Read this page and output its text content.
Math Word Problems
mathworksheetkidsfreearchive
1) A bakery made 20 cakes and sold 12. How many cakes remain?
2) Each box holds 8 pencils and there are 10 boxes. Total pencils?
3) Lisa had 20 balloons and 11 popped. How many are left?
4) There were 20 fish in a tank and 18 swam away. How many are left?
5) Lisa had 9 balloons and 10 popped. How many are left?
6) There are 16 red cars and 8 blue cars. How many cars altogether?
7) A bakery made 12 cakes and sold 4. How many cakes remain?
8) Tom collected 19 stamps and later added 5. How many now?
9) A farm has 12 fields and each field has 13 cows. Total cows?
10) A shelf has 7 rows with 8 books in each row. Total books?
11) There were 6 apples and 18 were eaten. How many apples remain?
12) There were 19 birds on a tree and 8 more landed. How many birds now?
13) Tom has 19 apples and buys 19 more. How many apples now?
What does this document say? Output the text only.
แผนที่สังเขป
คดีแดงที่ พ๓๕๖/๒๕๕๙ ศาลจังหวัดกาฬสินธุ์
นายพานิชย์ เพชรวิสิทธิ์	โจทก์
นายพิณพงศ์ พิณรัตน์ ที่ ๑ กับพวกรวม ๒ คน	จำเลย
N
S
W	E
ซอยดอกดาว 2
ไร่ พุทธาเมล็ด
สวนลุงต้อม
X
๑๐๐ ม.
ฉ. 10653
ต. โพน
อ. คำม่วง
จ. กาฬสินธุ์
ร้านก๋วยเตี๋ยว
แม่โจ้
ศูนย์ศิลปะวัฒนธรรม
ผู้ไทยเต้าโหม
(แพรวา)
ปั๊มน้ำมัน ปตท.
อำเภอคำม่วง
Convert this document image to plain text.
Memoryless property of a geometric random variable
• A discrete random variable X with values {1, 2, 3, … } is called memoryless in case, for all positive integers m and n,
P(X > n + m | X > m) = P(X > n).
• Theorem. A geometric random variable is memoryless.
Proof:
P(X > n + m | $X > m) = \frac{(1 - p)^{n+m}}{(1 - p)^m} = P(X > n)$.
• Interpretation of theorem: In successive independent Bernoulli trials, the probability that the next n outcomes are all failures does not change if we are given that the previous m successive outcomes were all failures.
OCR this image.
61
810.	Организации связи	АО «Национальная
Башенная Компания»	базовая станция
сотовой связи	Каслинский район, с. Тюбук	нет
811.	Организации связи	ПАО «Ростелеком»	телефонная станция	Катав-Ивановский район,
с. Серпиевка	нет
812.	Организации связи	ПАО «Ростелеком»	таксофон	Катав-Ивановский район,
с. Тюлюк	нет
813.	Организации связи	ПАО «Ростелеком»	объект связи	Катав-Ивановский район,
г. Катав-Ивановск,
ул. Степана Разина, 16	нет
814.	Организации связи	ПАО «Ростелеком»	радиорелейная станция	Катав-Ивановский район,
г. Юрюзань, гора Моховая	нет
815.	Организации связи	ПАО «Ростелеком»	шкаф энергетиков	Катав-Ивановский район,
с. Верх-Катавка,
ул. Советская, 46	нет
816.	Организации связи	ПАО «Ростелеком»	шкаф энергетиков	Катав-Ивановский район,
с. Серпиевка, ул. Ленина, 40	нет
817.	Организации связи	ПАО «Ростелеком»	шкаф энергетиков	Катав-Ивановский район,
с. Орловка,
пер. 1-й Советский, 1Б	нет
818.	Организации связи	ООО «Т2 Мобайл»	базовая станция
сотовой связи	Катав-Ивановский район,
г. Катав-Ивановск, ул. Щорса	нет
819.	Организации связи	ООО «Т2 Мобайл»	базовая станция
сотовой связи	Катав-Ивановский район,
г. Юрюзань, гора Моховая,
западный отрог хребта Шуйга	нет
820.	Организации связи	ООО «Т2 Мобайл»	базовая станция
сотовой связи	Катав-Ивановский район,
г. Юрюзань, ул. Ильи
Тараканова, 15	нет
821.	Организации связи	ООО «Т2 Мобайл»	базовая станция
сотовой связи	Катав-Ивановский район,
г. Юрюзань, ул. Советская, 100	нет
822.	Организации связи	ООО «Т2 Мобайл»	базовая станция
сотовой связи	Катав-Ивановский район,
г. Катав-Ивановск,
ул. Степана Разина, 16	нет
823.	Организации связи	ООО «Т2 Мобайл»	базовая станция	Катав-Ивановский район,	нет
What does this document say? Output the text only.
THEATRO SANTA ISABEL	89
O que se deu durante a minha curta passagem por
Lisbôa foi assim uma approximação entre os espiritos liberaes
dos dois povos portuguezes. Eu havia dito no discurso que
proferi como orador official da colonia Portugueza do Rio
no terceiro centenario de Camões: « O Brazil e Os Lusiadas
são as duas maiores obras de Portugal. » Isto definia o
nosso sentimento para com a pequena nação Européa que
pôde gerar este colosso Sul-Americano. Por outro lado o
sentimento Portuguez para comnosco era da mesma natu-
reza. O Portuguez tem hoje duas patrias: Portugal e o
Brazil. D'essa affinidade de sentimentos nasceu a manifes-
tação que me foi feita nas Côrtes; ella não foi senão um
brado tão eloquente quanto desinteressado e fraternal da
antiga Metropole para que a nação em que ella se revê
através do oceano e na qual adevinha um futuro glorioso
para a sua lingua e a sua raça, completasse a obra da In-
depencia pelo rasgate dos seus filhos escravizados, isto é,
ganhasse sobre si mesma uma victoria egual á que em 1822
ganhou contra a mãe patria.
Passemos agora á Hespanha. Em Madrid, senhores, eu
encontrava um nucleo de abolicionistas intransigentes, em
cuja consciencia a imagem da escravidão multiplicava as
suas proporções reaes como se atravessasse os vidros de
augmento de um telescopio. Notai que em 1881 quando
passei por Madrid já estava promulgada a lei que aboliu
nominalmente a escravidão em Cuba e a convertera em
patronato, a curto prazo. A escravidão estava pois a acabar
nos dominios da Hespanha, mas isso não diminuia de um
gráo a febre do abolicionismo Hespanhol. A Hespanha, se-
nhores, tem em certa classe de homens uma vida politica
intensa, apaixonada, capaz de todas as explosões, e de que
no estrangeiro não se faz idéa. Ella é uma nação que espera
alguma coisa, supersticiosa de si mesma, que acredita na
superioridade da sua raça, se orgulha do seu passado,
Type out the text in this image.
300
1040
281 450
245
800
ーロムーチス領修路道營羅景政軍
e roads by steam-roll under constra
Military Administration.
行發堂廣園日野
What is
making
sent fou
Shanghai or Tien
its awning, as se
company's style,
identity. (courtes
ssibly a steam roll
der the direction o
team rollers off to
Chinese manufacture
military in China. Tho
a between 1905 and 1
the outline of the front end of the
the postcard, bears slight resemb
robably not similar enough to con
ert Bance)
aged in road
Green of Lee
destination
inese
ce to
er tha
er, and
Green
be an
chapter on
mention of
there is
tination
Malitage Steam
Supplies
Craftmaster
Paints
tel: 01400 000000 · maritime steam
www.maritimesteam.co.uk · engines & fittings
:::
DIRECTION.
Would you reproduce all the entries exactly?

RESPONSE TO THIS EXERCISE.
Read this page and output its text content.
Math Word Problems
mathworksheetkidsfreearchive
1) A bakery made 20 cakes and sold 12. How many cakes remain?
2) Each box holds 8 pencils and there are 10 boxes. Total pencils?
3) Lisa had 20 balloons and 11 popped. How many are left?
4) There were 20 fish in a tank and 18 swam away. How many are left?
5) Lisa had 9 balloons and 10 popped. How many are left?
6) There are 16 red cars and 8 blue cars. How many cars altogether?
7) A bakery made 12 cakes and sold 4. How many cakes remain?
8) Tom collected 19 stamps and later added 5. How many now?
9) A farm has 12 fields and each field has 13 cows. Total cows?
10) A shelf has 7 rows with 8 books in each row. Total books?
11) There were 6 apples and 18 were eaten. How many apples remain?
12) There were 19 birds on a tree and 8 more landed. How many birds now?
13) Tom has 19 apples and buys 19 more. How many apples now?
What does this document say? Output the text only.
แผนที่สังเขป
คดีแดงที่ พ๓๕๖/๒๕๕๙ ศาลจังหวัดกาฬสินธุ์
นายพานิชย์ เพชรวิสิทธิ์	โจทก์
นายพิณพงศ์ พิณรัตน์ ที่ ๑ กับพวกรวม ๒ คน	จำเลย
N
S
W	E
ซอยดอกดาว 2
ไร่ พุทธาเมล็ด
สวนลุงต้อม
X
๑๐๐ ม.
ฉ. 10653
ต. โพน
อ. คำม่วง
จ. กาฬสินธุ์
ร้านก๋วยเตี๋ยว
แม่โจ้
ศูนย์ศิลปะวัฒนธรรม
ผู้ไทยเต้าโหม
(แพรวา)
ปั๊มน้ำมัน ปตท.
อำเภอคำม่วง
Convert this document image to plain text.
Memoryless property of a geometric random variable
• A discrete random variable X with values {1, 2, 3, … } is called memoryless in case, for all positive integers m and n,
P(X > n + m | X > m) = P(X > n).
• Theorem. A geometric random variable is memoryless.
Proof:
P(X > n + m | $X > m) = \frac{(1 - p)^{n+m}}{(1 - p)^m} = P(X > n)$.
• Interpretation of theorem: In successive independent Bernoulli trials, the probability that the next n outcomes are all failures does not change if we are given that the previous m successive outcomes were all failures.
OCR this image.
61
810.	Организации связи	АО «Национальная
Башенная Компания»	базовая станция
сотовой связи	Каслинский район, с. Тюбук	нет
811.	Организации связи	ПАО «Ростелеком»	телефонная станция	Катав-Ивановский район,
с. Серпиевка	нет
812.	Организации связи	ПАО «Ростелеком»	таксофон	Катав-Ивановский район,
с. Тюлюк	нет
813.	Организации связи	ПАО «Ростелеком»	объект связи	Катав-Ивановский район,
г. Катав-Ивановск,
ул. Степана Разина, 16	нет
814.	Организации связи	ПАО «Ростелеком»	радиорелейная станция	Катав-Ивановский район,
г. Юрюзань, гора Моховая	нет
815.	Организации связи	ПАО «Ростелеком»	шкаф энергетиков	Катав-Ивановский район,
с. Верх-Катавка,
ул. Советская, 46	нет
816.	Организации связи	ПАО «Ростелеком»	шкаф энергетиков	Катав-Ивановский район,
с. Серпиевка, ул. Ленина, 40	нет
817.	Организации связи	ПАО «Ростелеком»	шкаф энергетиков	Катав-Ивановский район,
с. Орловка,
пер. 1-й Советский, 1Б	нет
818.	Организации связи	ООО «Т2 Мобайл»	базовая станция
сотовой связи	Катав-Ивановский район,
г. Катав-Ивановск, ул. Щорса	нет
819.	Организации связи	ООО «Т2 Мобайл»	базовая станция
сотовой связи	Катав-Ивановский район,
г. Юрюзань, гора Моховая,
западный отрог хребта Шуйга	нет
820.	Организации связи	ООО «Т2 Мобайл»	базовая станция
сотовой связи	Катав-Ивановский район,
г. Юрюзань, ул. Ильи
Тараканова, 15	нет
821.	Организации связи	ООО «Т2 Мобайл»	базовая станция
сотовой связи	Катав-Ивановский район,
г. Юрюзань, ул. Советская, 100	нет
822.	Организации связи	ООО «Т2 Мобайл»	базовая станция
сотовой связи	Катав-Ивановский район,
г. Катав-Ивановск,
ул. Степана Разина, 16	нет
823.	Организации связи	ООО «Т2 Мобайл»	базовая станция	Катав-Ивановский район,	нет
What does this document say? Output the text only.
THEATRO SANTA ISABEL	89
O que se deu durante a minha curta passagem por
Lisbôa foi assim uma approximação entre os espiritos liberaes
dos dois povos portuguezes. Eu havia dito no discurso que
proferi como orador official da colonia Portugueza do Rio
no terceiro centenario de Camões: « O Brazil e Os Lusiadas
são as duas maiores obras de Portugal. » Isto definia o
nosso sentimento para com a pequena nação Européa que
pôde gerar este colosso Sul-Americano. Por outro lado o
sentimento Portuguez para comnosco era da mesma natu-
reza. O Portuguez tem hoje duas patrias: Portugal e o
Brazil. D'essa affinidade de sentimentos nasceu a manifes-
tação que me foi feita nas Côrtes; ella não foi senão um
brado tão eloquente quanto desinteressado e fraternal da
antiga Metropole para que a nação em que ella se revê
através do oceano e na qual adevinha um futuro glorioso
para a sua lingua e a sua raça, completasse a obra da In-
depencia pelo rasgate dos seus filhos escravizados, isto é,
ganhasse sobre si mesma uma victoria egual á que em 1822
ganhou contra a mãe patria.
Passemos agora á Hespanha. Em Madrid, senhores, eu
encontrava um nucleo de abolicionistas intransigentes, em
cuja consciencia a imagem da escravidão multiplicava as
suas proporções reaes como se atravessasse os vidros de
augmento de um telescopio. Notai que em 1881 quando
passei por Madrid já estava promulgada a lei que aboliu
nominalmente a escravidão em Cuba e a convertera em
patronato, a curto prazo. A escravidão estava pois a acabar
nos dominios da Hespanha, mas isso não diminuia de um
gráo a febre do abolicionismo Hespanhol. A Hespanha, se-
nhores, tem em certa classe de homens uma vida politica
intensa, apaixonada, capaz de todas as explosões, e de que
no estrangeiro não se faz idéa. Ella é uma nação que espera
alguma coisa, supersticiosa de si mesma, que acredita na
superioridade da sua raça, se orgulha do seu passado,
Type out the text in this image.
300
1040
281 450
245
800
ーロムーチス領修路道營羅景政軍
e roads by steam-roll under constra
Military Administration.
行發堂廣園日野
What is
making
sent fou
Shanghai or Tien
its awning, as se
company's style,
identity. (courtes
ssibly a steam roll
der the direction o
team rollers off to
Chinese manufacture
military in China. Tho
a between 1905 and 1
the outline of the front end of the
the postcard, bears slight resemb
robably not similar enough to con
ert Bance)
aged in road
Green of Lee
destination
inese
ce to
er tha
er, and
Green
be an
chapter on
mention of
there is
tination
Malitage Steam
Supplies
Craftmaster
Paints
tel: 01400 000000 · maritime steam
www.maritimesteam.co.uk · engines & fittings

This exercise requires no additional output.